■ Written task ■
Only lines holding the string "Kosten" are wanted; copy each one from the material.
========================================================================
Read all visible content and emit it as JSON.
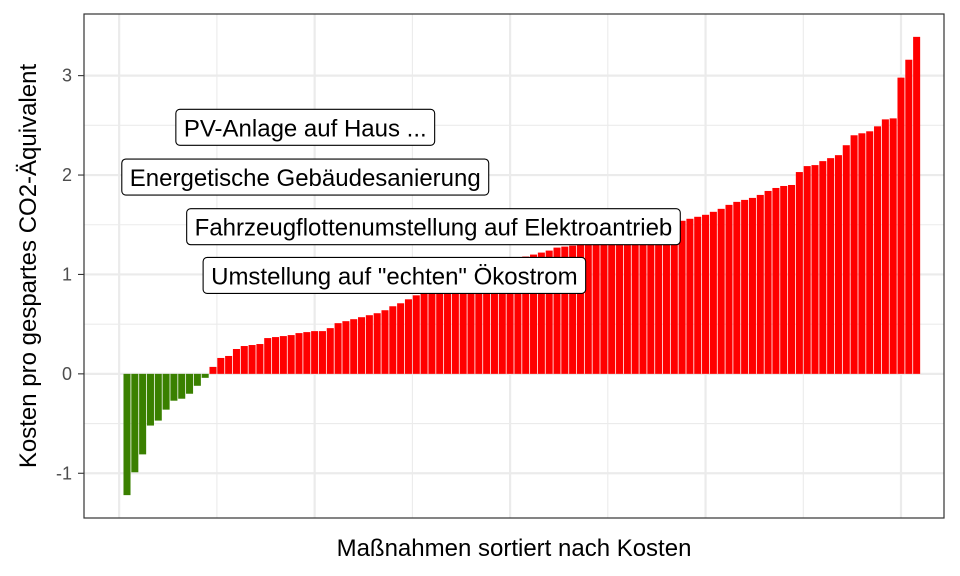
{
  "chart_data": {
    "type": "bar",
    "xlabel": "Maßnahmen sortiert nach Kosten",
    "ylabel": "Kosten pro gespartes CO2-Äquivalent",
    "ylim": [
      -1.45,
      3.62
    ],
    "y_ticks": [
      -1,
      0,
      1,
      2,
      3
    ],
    "y_tick_labels": [
      "-1",
      "0",
      "1",
      "2",
      "3"
    ],
    "x_ticks": [
      0,
      25,
      50,
      75,
      100
    ],
    "xlim": [
      -4.5,
      105.5
    ],
    "grid": true,
    "colors": {
      "negative": "#3a8000",
      "positive": "#ff0000",
      "panel_border": "#333333",
      "grid": "#ebebeb"
    },
    "values": [
      -1.22,
      -0.99,
      -0.81,
      -0.52,
      -0.47,
      -0.36,
      -0.27,
      -0.25,
      -0.2,
      -0.12,
      -0.04,
      0.07,
      0.16,
      0.18,
      0.25,
      0.28,
      0.29,
      0.3,
      0.36,
      0.37,
      0.38,
      0.39,
      0.41,
      0.42,
      0.43,
      0.43,
      0.46,
      0.51,
      0.53,
      0.55,
      0.57,
      0.59,
      0.61,
      0.64,
      0.68,
      0.71,
      0.75,
      0.79,
      0.82,
      0.86,
      0.88,
      0.92,
      0.96,
      0.98,
      1.01,
      1.04,
      1.07,
      1.1,
      1.12,
      1.14,
      1.16,
      1.18,
      1.2,
      1.22,
      1.24,
      1.27,
      1.28,
      1.29,
      1.3,
      1.31,
      1.32,
      1.34,
      1.36,
      1.38,
      1.4,
      1.42,
      1.44,
      1.46,
      1.48,
      1.5,
      1.52,
      1.54,
      1.56,
      1.58,
      1.6,
      1.63,
      1.66,
      1.7,
      1.73,
      1.75,
      1.77,
      1.8,
      1.84,
      1.87,
      1.89,
      1.9,
      2.03,
      2.09,
      2.1,
      2.14,
      2.17,
      2.2,
      2.3,
      2.4,
      2.42,
      2.44,
      2.49,
      2.56,
      2.57,
      2.98,
      3.16,
      3.39
    ],
    "annotations": [
      {
        "label": "PV-Anlage auf Haus ...",
        "x": 23.8,
        "y": 2.48
      },
      {
        "label": "Energetische Gebäudesanierung",
        "x": 23.8,
        "y": 1.98
      },
      {
        "label": "Fahrzeugflottenumstellung auf Elektroantrieb",
        "x": 40.2,
        "y": 1.48
      },
      {
        "label": "Umstellung auf \"echten\" Ökostrom",
        "x": 35.2,
        "y": 0.99
      }
    ]
  }
}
========================================================================
■ Answer to the problem ■
    "xlabel": "Maßnahmen sortiert nach Kosten",
    "ylabel": "Kosten pro gespartes CO2-Äquivalent",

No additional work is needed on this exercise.